Given records: Begin
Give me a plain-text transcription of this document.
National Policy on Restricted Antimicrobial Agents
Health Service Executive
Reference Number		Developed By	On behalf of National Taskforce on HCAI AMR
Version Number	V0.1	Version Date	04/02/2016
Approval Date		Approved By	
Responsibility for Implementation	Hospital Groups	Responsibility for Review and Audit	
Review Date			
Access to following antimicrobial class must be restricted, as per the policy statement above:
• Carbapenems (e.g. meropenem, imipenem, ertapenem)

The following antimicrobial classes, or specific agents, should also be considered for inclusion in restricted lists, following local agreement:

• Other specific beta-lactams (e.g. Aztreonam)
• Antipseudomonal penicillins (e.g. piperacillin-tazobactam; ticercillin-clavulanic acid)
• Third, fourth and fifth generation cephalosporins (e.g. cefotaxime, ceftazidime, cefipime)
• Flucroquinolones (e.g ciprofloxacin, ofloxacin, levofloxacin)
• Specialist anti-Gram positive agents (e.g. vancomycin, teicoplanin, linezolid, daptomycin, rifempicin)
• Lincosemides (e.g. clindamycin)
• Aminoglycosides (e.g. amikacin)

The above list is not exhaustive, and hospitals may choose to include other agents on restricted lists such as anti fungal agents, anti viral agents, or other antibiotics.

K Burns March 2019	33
Given records: End
• _Task goal_: Return the data exactly, every line included.

• _Reply_:
Give me a plain-text transcription of this document.
National Policy on Restricted Antimicrobial Agents
Health Service Executive
Reference Number		Developed By	On behalf of National Taskforce on HCAI AMR
Version Number	V0.1	Version Date	04/02/2016
Approval Date		Approved By	
Responsibility for Implementation	Hospital Groups	Responsibility for Review and Audit	
Review Date			
Access to following antimicrobial class must be restricted, as per the policy statement above:
• Carbapenems (e.g. meropenem, imipenem, ertapenem)

The following antimicrobial classes, or specific agents, should also be considered for inclusion in restricted lists, following local agreement:

• Other specific beta-lactams (e.g. Aztreonam)
• Antipseudomonal penicillins (e.g. piperacillin-tazobactam; ticercillin-clavulanic acid)
• Third, fourth and fifth generation cephalosporins (e.g. cefotaxime, ceftazidime, cefipime)
• Flucroquinolones (e.g ciprofloxacin, ofloxacin, levofloxacin)
• Specialist anti-Gram positive agents (e.g. vancomycin, teicoplanin, linezolid, daptomycin, rifempicin)
• Lincosemides (e.g. clindamycin)
• Aminoglycosides (e.g. amikacin)

The above list is not exhaustive, and hospitals may choose to include other agents on restricted lists such as anti fungal agents, anti viral agents, or other antibiotics.

K Burns March 2019	33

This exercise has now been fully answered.